_Work to complete_
Return the records word for word. Any pictures in them are not part of the copy.

_Records supplied_
----
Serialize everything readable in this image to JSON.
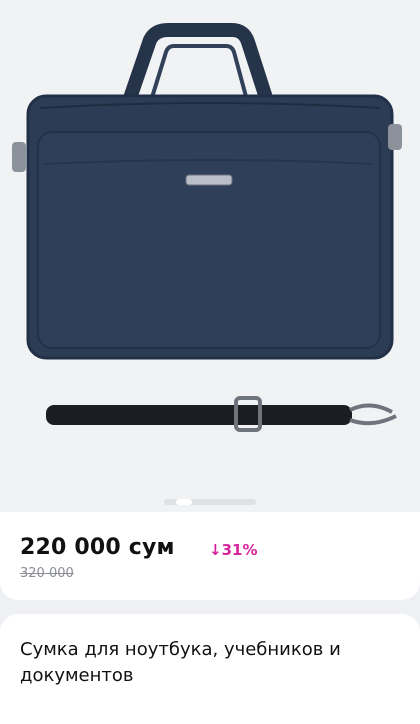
{
  "product": {
    "price": "220 000 сум",
    "discount": "↓31%",
    "old_price": "320 000",
    "title": "Сумка для ноутбука, учебников и документов"
  },
  "gallery": {
    "image": "navy laptop bag with shoulder strap",
    "current_index": 2,
    "colors": {
      "bag": "#2b3a52",
      "strap": "#1c1d22"
    }
  },
  "colors": {
    "discount": "#d6249f",
    "old_price": "#8b8e94"
  }
}
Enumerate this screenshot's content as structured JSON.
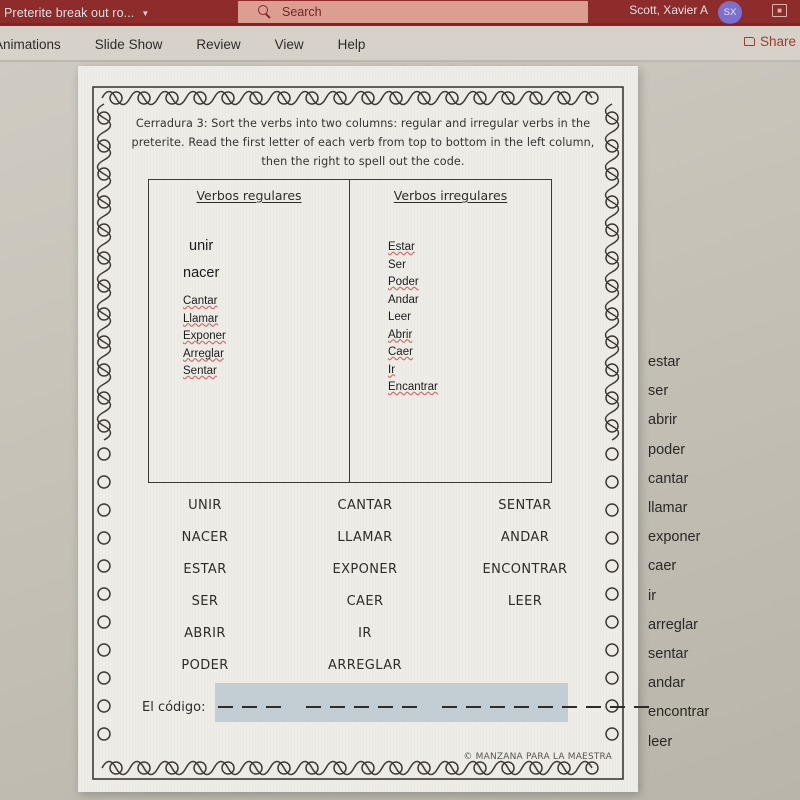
{
  "titlebar": {
    "doc_title": "Preterite break out ro...",
    "chevron": "▼",
    "search_placeholder": "Search",
    "search_icon": "search-icon",
    "user_name": "Scott, Xavier A",
    "avatar_initials": "SX",
    "tb_icon": "present-icon"
  },
  "ribbon": {
    "tabs": [
      {
        "label": "Animations"
      },
      {
        "label": "Slide Show"
      },
      {
        "label": "Review"
      },
      {
        "label": "View"
      },
      {
        "label": "Help"
      }
    ],
    "share_label": "Share"
  },
  "slide": {
    "instructions": "Cerradura 3: Sort the verbs into two columns: regular and irregular verbs in the preterite. Read the first letter of each verb from top to bottom in the left column, then the right to spell out the code.",
    "table": {
      "left": {
        "header": "Verbos regulares",
        "big_entries": [
          "unir",
          "nacer"
        ],
        "entries": [
          "Cantar",
          "Llamar",
          "Exponer",
          "Arreglar",
          "Sentar"
        ]
      },
      "right": {
        "header": "Verbos irregulares",
        "entries": [
          "Estar",
          "Ser",
          "Poder",
          "Andar",
          "Leer",
          "Abrir",
          "Caer",
          "Ir",
          "Encantrar"
        ]
      }
    },
    "wordbank": {
      "col1": [
        "UNIR",
        "NACER",
        "ESTAR",
        "SER",
        "ABRIR",
        "PODER"
      ],
      "col2": [
        "CANTAR",
        "LLAMAR",
        "EXPONER",
        "CAER",
        "IR",
        "ARREGLAR"
      ],
      "col3": [
        "SENTAR",
        "ANDAR",
        "ENCONTRAR",
        "LEER"
      ]
    },
    "code": {
      "label": "El código:",
      "blank_groups": [
        3,
        5,
        9
      ],
      "highlight_color": "#c3cdd4"
    },
    "copyright": "© MANZANA PARA LA MAESTRA"
  },
  "sidebar": {
    "items": [
      "estar",
      "ser",
      "abrir",
      "poder",
      "cantar",
      "llamar",
      "exponer",
      "caer",
      "ir",
      "arreglar",
      "sentar",
      "andar",
      "encontrar",
      "leer"
    ]
  },
  "colors": {
    "titlebar": "#8e2c2c",
    "search_field": "#dd9e92",
    "ribbon": "#d6d2ca",
    "avatar": "#7b6fd0",
    "paper": "#eeece6",
    "spellcheck_underline": "#d06c6c"
  }
}
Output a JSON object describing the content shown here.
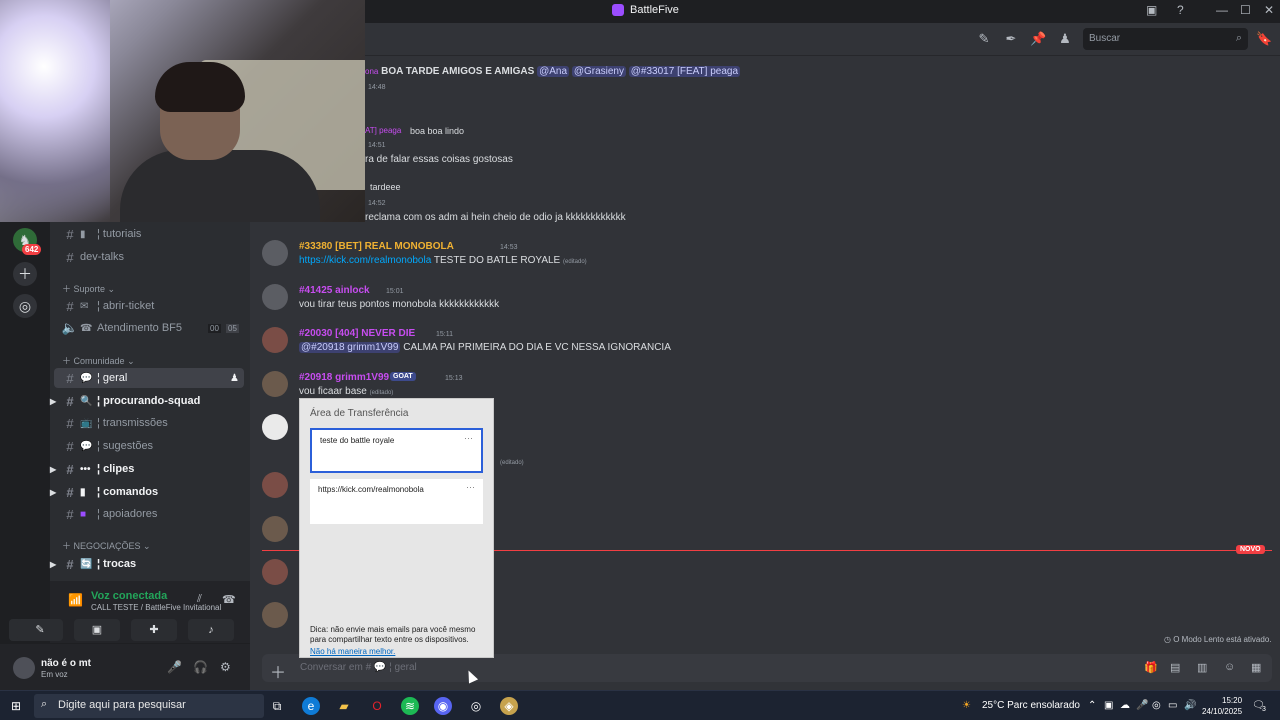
{
  "window": {
    "title": "BattleFive",
    "controls": [
      "—",
      "☐",
      "✕"
    ]
  },
  "header": {
    "search_placeholder": "Buscar"
  },
  "guilds": {
    "badge": "642"
  },
  "channels": {
    "items": [
      {
        "emoji": "▮",
        "label": "¦ tutoriais"
      },
      {
        "label": "dev-talks"
      },
      {
        "category": "Suporte"
      },
      {
        "emoji": "✉",
        "label": "¦ abrir-ticket"
      },
      {
        "emoji": "☎",
        "label": "Atendimento BF5",
        "counts": [
          "00",
          "05"
        ]
      },
      {
        "category": "Comunidade"
      },
      {
        "emoji": "💬",
        "label": "¦ geral"
      },
      {
        "emoji": "🔍",
        "label": "¦ procurando-squad"
      },
      {
        "emoji": "📺",
        "label": "¦ transmissões"
      },
      {
        "emoji": "💬",
        "label": "¦ sugestões"
      },
      {
        "emoji": "•••",
        "label": "¦ clipes"
      },
      {
        "emoji": "▮",
        "label": "¦ comandos"
      },
      {
        "emoji": "■",
        "label": "¦ apoiadores"
      },
      {
        "category": "NEGOCIAÇÕES"
      },
      {
        "emoji": "🔄",
        "label": "¦ trocas"
      }
    ]
  },
  "voice": {
    "status": "Voz conectada",
    "channel": "CALL TESTE / BattleFive Invitational"
  },
  "user": {
    "name": "não é o mt",
    "status": "Em voz"
  },
  "messages": [
    {
      "text": "BOA TARDE AMIGOS E AMIGAS",
      "mentions": [
        "@Ana",
        "@Grasieny",
        "@#33017 [FEAT] peaga"
      ],
      "prefix": "ona"
    },
    {
      "time": "14:48"
    },
    {
      "name": "AT] peaga",
      "text": "boa boa lindo"
    },
    {
      "time": "14:51",
      "text": "ra de falar essas coisas gostosas"
    },
    {
      "text": "tardeee"
    },
    {
      "time": "14:52",
      "text": "reclama com os adm ai hein cheio de odio ja kkkkkkkkkkkk"
    },
    {
      "name": "#33380 [BET] REAL MONOBOLA",
      "time": "14:53",
      "link": "https://kick.com/realmonobola",
      "text": "TESTE DO BATLE ROYALE",
      "edited": "(editado)"
    },
    {
      "name": "#41425 ainlock",
      "time": "15:01",
      "text": "vou tirar teus pontos monobola kkkkkkkkkkkk"
    },
    {
      "name": "#20030 [404] NEVER DIE",
      "time": "15:11",
      "mention": "@#20918 grimm1V99",
      "text": "CALMA PAI PRIMEIRA DO DIA E VC NESSA IGNORANCIA"
    },
    {
      "name": "#20918 grimm1V99",
      "tag": "GOAT",
      "time": "15:13",
      "text": "vou ficaar base",
      "edited": "(editado)"
    },
    {
      "edited": "(editado)"
    }
  ],
  "new_label": "NOVO",
  "slowmode": "O Modo Lento está ativado.",
  "composer": {
    "placeholder": "Conversar em #",
    "channel": "¦ geral"
  },
  "clipboard": {
    "title": "Área de Transferência",
    "items": [
      "teste do battle royale",
      "https://kick.com/realmonobola"
    ],
    "item_menu": "···",
    "tip": "Dica: não envie mais emails para você mesmo para compartilhar texto entre os dispositivos.",
    "tip_link": "Não há maneira melhor."
  },
  "taskbar": {
    "search": "Digite aqui para pesquisar",
    "weather": "25°C  Parc ensolarado",
    "time": "15:20",
    "date": "24/10/2025",
    "notifications": "3"
  }
}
----
_Result_
Serialize everything readable in this image to JSON.
{
  "product": {
    "price": "220 000 сум",
    "discount": "↓31%",
    "old_price": "320 000",
    "title": "Сумка для ноутбука, учебников и документов"
  },
  "gallery": {
    "image": "navy laptop bag with shoulder strap",
    "current_index": 2,
    "colors": {
      "bag": "#2b3a52",
      "strap": "#1c1d22"
    }
  },
  "colors": {
    "discount": "#d6249f",
    "old_price": "#8b8e94"
  }
}
Enumerate this screenshot's content as structured JSON.
{
  "titlebar": {
    "doc_title": "Preterite break out ro...",
    "chevron": "▼",
    "search_placeholder": "Search",
    "search_icon": "search-icon",
    "user_name": "Scott, Xavier A",
    "avatar_initials": "SX",
    "tb_icon": "present-icon"
  },
  "ribbon": {
    "tabs": [
      {
        "label": "Animations"
      },
      {
        "label": "Slide Show"
      },
      {
        "label": "Review"
      },
      {
        "label": "View"
      },
      {
        "label": "Help"
      }
    ],
    "share_label": "Share"
  },
  "slide": {
    "instructions": "Cerradura 3: Sort the verbs into two columns: regular and irregular verbs in the preterite. Read the first letter of each verb from top to bottom in the left column, then the right to spell out the code.",
    "table": {
      "left": {
        "header": "Verbos regulares",
        "big_entries": [
          "unir",
          "nacer"
        ],
        "entries": [
          "Cantar",
          "Llamar",
          "Exponer",
          "Arreglar",
          "Sentar"
        ]
      },
      "right": {
        "header": "Verbos irregulares",
        "entries": [
          "Estar",
          "Ser",
          "Poder",
          "Andar",
          "Leer",
          "Abrir",
          "Caer",
          "Ir",
          "Encantrar"
        ]
      }
    },
    "wordbank": {
      "col1": [
        "UNIR",
        "NACER",
        "ESTAR",
        "SER",
        "ABRIR",
        "PODER"
      ],
      "col2": [
        "CANTAR",
        "LLAMAR",
        "EXPONER",
        "CAER",
        "IR",
        "ARREGLAR"
      ],
      "col3": [
        "SENTAR",
        "ANDAR",
        "ENCONTRAR",
        "LEER"
      ]
    },
    "code": {
      "label": "El código:",
      "blank_groups": [
        3,
        5,
        9
      ],
      "highlight_color": "#c3cdd4"
    },
    "copyright": "© MANZANA PARA LA MAESTRA"
  },
  "sidebar": {
    "items": [
      "estar",
      "ser",
      "abrir",
      "poder",
      "cantar",
      "llamar",
      "exponer",
      "caer",
      "ir",
      "arreglar",
      "sentar",
      "andar",
      "encontrar",
      "leer"
    ]
  },
  "colors": {
    "titlebar": "#8e2c2c",
    "search_field": "#dd9e92",
    "ribbon": "#d6d2ca",
    "avatar": "#7b6fd0",
    "paper": "#eeece6",
    "spellcheck_underline": "#d06c6c"
  }
}
Output a JSON object describing the content shown here.
{
  "window": {
    "title": "BattleFive",
    "controls": [
      "—",
      "☐",
      "✕"
    ]
  },
  "header": {
    "search_placeholder": "Buscar"
  },
  "guilds": {
    "badge": "642"
  },
  "channels": {
    "items": [
      {
        "emoji": "▮",
        "label": "¦ tutoriais"
      },
      {
        "label": "dev-talks"
      },
      {
        "category": "Suporte"
      },
      {
        "emoji": "✉",
        "label": "¦ abrir-ticket"
      },
      {
        "emoji": "☎",
        "label": "Atendimento BF5",
        "counts": [
          "00",
          "05"
        ]
      },
      {
        "category": "Comunidade"
      },
      {
        "emoji": "💬",
        "label": "¦ geral"
      },
      {
        "emoji": "🔍",
        "label": "¦ procurando-squad"
      },
      {
        "emoji": "📺",
        "label": "¦ transmissões"
      },
      {
        "emoji": "💬",
        "label": "¦ sugestões"
      },
      {
        "emoji": "•••",
        "label": "¦ clipes"
      },
      {
        "emoji": "▮",
        "label": "¦ comandos"
      },
      {
        "emoji": "■",
        "label": "¦ apoiadores"
      },
      {
        "category": "NEGOCIAÇÕES"
      },
      {
        "emoji": "🔄",
        "label": "¦ trocas"
      }
    ]
  },
  "voice": {
    "status": "Voz conectada",
    "channel": "CALL TESTE / BattleFive Invitational"
  },
  "user": {
    "name": "não é o mt",
    "status": "Em voz"
  },
  "messages": [
    {
      "text": "BOA TARDE AMIGOS E AMIGAS",
      "mentions": [
        "@Ana",
        "@Grasieny",
        "@#33017 [FEAT] peaga"
      ],
      "prefix": "ona"
    },
    {
      "time": "14:48"
    },
    {
      "name": "AT] peaga",
      "text": "boa boa lindo"
    },
    {
      "time": "14:51",
      "text": "ra de falar essas coisas gostosas"
    },
    {
      "text": "tardeee"
    },
    {
      "time": "14:52",
      "text": "reclama com os adm ai hein cheio de odio ja kkkkkkkkkkkk"
    },
    {
      "name": "#33380 [BET] REAL MONOBOLA",
      "time": "14:53",
      "link": "https://kick.com/realmonobola",
      "text": "TESTE DO BATLE ROYALE",
      "edited": "(editado)"
    },
    {
      "name": "#41425 ainlock",
      "time": "15:01",
      "text": "vou tirar teus pontos monobola kkkkkkkkkkkk"
    },
    {
      "name": "#20030 [404] NEVER DIE",
      "time": "15:11",
      "mention": "@#20918 grimm1V99",
      "text": "CALMA PAI PRIMEIRA DO DIA E VC NESSA IGNORANCIA"
    },
    {
      "name": "#20918 grimm1V99",
      "tag": "GOAT",
      "time": "15:13",
      "text": "vou ficaar base",
      "edited": "(editado)"
    },
    {
      "edited": "(editado)"
    }
  ],
  "new_label": "NOVO",
  "slowmode": "O Modo Lento está ativado.",
  "composer": {
    "placeholder": "Conversar em #",
    "channel": "¦ geral"
  },
  "clipboard": {
    "title": "Área de Transferência",
    "items": [
      "teste do battle royale",
      "https://kick.com/realmonobola"
    ],
    "item_menu": "···",
    "tip": "Dica: não envie mais emails para você mesmo para compartilhar texto entre os dispositivos.",
    "tip_link": "Não há maneira melhor."
  },
  "taskbar": {
    "search": "Digite aqui para pesquisar",
    "weather": "25°C  Parc ensolarado",
    "time": "15:20",
    "date": "24/10/2025",
    "notifications": "3"
  }
}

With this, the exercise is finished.